* THE TASK *
Return every line of the material exactly.

(Records excerpted from a collection)
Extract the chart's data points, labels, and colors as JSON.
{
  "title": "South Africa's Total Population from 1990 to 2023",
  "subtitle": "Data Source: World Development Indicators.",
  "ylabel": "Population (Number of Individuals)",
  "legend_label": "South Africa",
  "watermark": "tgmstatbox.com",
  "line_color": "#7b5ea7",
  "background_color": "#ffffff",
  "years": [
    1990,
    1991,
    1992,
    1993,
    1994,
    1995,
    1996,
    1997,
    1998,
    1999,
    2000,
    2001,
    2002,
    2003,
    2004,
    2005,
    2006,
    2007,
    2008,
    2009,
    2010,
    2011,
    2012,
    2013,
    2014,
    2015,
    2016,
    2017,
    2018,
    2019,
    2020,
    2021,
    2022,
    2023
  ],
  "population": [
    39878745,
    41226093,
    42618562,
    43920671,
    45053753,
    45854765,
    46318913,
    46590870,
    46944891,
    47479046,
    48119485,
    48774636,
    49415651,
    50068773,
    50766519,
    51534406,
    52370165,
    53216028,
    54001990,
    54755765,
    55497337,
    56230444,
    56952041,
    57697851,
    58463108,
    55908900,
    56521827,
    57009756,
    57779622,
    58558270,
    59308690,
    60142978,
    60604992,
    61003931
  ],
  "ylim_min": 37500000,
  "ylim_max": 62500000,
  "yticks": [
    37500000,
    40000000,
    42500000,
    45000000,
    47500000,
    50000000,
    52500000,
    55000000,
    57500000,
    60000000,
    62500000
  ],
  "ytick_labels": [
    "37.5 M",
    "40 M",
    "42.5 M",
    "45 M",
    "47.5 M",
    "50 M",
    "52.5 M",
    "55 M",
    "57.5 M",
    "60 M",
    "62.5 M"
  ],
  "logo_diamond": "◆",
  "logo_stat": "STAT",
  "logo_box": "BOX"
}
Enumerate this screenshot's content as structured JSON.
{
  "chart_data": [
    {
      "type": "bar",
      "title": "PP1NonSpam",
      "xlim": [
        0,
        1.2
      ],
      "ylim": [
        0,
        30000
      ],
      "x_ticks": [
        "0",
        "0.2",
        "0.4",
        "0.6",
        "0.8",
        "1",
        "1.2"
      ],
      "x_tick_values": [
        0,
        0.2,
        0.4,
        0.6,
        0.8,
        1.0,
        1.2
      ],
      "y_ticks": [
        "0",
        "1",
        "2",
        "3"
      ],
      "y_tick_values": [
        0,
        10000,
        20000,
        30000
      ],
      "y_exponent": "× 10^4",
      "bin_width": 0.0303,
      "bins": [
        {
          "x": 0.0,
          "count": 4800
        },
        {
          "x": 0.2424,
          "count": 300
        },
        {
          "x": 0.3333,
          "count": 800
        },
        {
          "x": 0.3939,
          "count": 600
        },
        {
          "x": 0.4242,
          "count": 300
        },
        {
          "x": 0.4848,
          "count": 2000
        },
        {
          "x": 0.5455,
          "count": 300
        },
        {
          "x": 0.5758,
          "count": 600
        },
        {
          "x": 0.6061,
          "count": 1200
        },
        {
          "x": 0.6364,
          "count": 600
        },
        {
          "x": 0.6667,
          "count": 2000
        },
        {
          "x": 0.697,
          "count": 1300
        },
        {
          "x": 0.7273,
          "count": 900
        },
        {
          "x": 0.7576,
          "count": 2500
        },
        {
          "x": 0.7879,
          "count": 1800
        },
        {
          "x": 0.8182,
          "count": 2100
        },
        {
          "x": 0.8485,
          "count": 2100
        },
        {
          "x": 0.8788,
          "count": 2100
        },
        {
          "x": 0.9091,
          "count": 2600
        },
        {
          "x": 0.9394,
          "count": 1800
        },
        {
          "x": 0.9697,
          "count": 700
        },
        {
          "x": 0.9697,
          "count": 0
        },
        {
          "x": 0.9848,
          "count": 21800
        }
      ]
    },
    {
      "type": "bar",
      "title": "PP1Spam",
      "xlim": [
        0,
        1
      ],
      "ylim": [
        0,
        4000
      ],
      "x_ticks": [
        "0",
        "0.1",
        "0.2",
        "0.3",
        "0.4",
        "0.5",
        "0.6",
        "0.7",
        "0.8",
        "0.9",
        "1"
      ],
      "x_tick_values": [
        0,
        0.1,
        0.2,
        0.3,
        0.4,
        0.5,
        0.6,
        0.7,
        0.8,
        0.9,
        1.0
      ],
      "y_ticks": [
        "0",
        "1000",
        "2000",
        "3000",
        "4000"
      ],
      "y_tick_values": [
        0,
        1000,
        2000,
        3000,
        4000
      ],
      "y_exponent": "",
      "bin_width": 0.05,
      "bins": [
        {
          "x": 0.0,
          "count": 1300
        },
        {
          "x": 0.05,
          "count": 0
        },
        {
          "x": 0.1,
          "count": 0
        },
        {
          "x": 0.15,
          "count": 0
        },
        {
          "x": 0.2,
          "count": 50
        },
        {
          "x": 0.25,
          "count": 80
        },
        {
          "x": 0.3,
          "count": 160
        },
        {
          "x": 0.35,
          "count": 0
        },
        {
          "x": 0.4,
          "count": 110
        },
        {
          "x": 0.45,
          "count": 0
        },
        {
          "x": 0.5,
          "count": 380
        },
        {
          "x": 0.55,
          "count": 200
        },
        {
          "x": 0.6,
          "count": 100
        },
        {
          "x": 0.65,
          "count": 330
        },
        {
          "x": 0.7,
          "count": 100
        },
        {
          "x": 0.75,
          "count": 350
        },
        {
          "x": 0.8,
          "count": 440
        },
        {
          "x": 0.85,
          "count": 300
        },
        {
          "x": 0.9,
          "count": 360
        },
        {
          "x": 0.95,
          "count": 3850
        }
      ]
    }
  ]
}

* RESULT OF THE TASK *
Extract the chart's data points, labels, and colors as JSON.
{
  "title": "South Africa's Total Population from 1990 to 2023",
  "subtitle": "Data Source: World Development Indicators.",
  "ylabel": "Population (Number of Individuals)",
  "legend_label": "South Africa",
  "watermark": "tgmstatbox.com",
  "line_color": "#7b5ea7",
  "background_color": "#ffffff",
  "years": [
    1990,
    1991,
    1992,
    1993,
    1994,
    1995,
    1996,
    1997,
    1998,
    1999,
    2000,
    2001,
    2002,
    2003,
    2004,
    2005,
    2006,
    2007,
    2008,
    2009,
    2010,
    2011,
    2012,
    2013,
    2014,
    2015,
    2016,
    2017,
    2018,
    2019,
    2020,
    2021,
    2022,
    2023
  ],
  "population": [
    39878745,
    41226093,
    42618562,
    43920671,
    45053753,
    45854765,
    46318913,
    46590870,
    46944891,
    47479046,
    48119485,
    48774636,
    49415651,
    50068773,
    50766519,
    51534406,
    52370165,
    53216028,
    54001990,
    54755765,
    55497337,
    56230444,
    56952041,
    57697851,
    58463108,
    55908900,
    56521827,
    57009756,
    57779622,
    58558270,
    59308690,
    60142978,
    60604992,
    61003931
  ],
  "ylim_min": 37500000,
  "ylim_max": 62500000,
  "yticks": [
    37500000,
    40000000,
    42500000,
    45000000,
    47500000,
    50000000,
    52500000,
    55000000,
    57500000,
    60000000,
    62500000
  ],
  "ytick_labels": [
    "37.5 M",
    "40 M",
    "42.5 M",
    "45 M",
    "47.5 M",
    "50 M",
    "52.5 M",
    "55 M",
    "57.5 M",
    "60 M",
    "62.5 M"
  ],
  "logo_diamond": "◆",
  "logo_stat": "STAT",
  "logo_box": "BOX"
}
Enumerate this screenshot's content as structured JSON.
{
  "chart_data": [
    {
      "type": "bar",
      "title": "PP1NonSpam",
      "xlim": [
        0,
        1.2
      ],
      "ylim": [
        0,
        30000
      ],
      "x_ticks": [
        "0",
        "0.2",
        "0.4",
        "0.6",
        "0.8",
        "1",
        "1.2"
      ],
      "x_tick_values": [
        0,
        0.2,
        0.4,
        0.6,
        0.8,
        1.0,
        1.2
      ],
      "y_ticks": [
        "0",
        "1",
        "2",
        "3"
      ],
      "y_tick_values": [
        0,
        10000,
        20000,
        30000
      ],
      "y_exponent": "× 10^4",
      "bin_width": 0.0303,
      "bins": [
        {
          "x": 0.0,
          "count": 4800
        },
        {
          "x": 0.2424,
          "count": 300
        },
        {
          "x": 0.3333,
          "count": 800
        },
        {
          "x": 0.3939,
          "count": 600
        },
        {
          "x": 0.4242,
          "count": 300
        },
        {
          "x": 0.4848,
          "count": 2000
        },
        {
          "x": 0.5455,
          "count": 300
        },
        {
          "x": 0.5758,
          "count": 600
        },
        {
          "x": 0.6061,
          "count": 1200
        },
        {
          "x": 0.6364,
          "count": 600
        },
        {
          "x": 0.6667,
          "count": 2000
        },
        {
          "x": 0.697,
          "count": 1300
        },
        {
          "x": 0.7273,
          "count": 900
        },
        {
          "x": 0.7576,
          "count": 2500
        },
        {
          "x": 0.7879,
          "count": 1800
        },
        {
          "x": 0.8182,
          "count": 2100
        },
        {
          "x": 0.8485,
          "count": 2100
        },
        {
          "x": 0.8788,
          "count": 2100
        },
        {
          "x": 0.9091,
          "count": 2600
        },
        {
          "x": 0.9394,
          "count": 1800
        },
        {
          "x": 0.9697,
          "count": 700
        },
        {
          "x": 0.9697,
          "count": 0
        },
        {
          "x": 0.9848,
          "count": 21800
        }
      ]
    },
    {
      "type": "bar",
      "title": "PP1Spam",
      "xlim": [
        0,
        1
      ],
      "ylim": [
        0,
        4000
      ],
      "x_ticks": [
        "0",
        "0.1",
        "0.2",
        "0.3",
        "0.4",
        "0.5",
        "0.6",
        "0.7",
        "0.8",
        "0.9",
        "1"
      ],
      "x_tick_values": [
        0,
        0.1,
        0.2,
        0.3,
        0.4,
        0.5,
        0.6,
        0.7,
        0.8,
        0.9,
        1.0
      ],
      "y_ticks": [
        "0",
        "1000",
        "2000",
        "3000",
        "4000"
      ],
      "y_tick_values": [
        0,
        1000,
        2000,
        3000,
        4000
      ],
      "y_exponent": "",
      "bin_width": 0.05,
      "bins": [
        {
          "x": 0.0,
          "count": 1300
        },
        {
          "x": 0.05,
          "count": 0
        },
        {
          "x": 0.1,
          "count": 0
        },
        {
          "x": 0.15,
          "count": 0
        },
        {
          "x": 0.2,
          "count": 50
        },
        {
          "x": 0.25,
          "count": 80
        },
        {
          "x": 0.3,
          "count": 160
        },
        {
          "x": 0.35,
          "count": 0
        },
        {
          "x": 0.4,
          "count": 110
        },
        {
          "x": 0.45,
          "count": 0
        },
        {
          "x": 0.5,
          "count": 380
        },
        {
          "x": 0.55,
          "count": 200
        },
        {
          "x": 0.6,
          "count": 100
        },
        {
          "x": 0.65,
          "count": 330
        },
        {
          "x": 0.7,
          "count": 100
        },
        {
          "x": 0.75,
          "count": 350
        },
        {
          "x": 0.8,
          "count": 440
        },
        {
          "x": 0.85,
          "count": 300
        },
        {
          "x": 0.9,
          "count": 360
        },
        {
          "x": 0.95,
          "count": 3850
        }
      ]
    }
  ]
}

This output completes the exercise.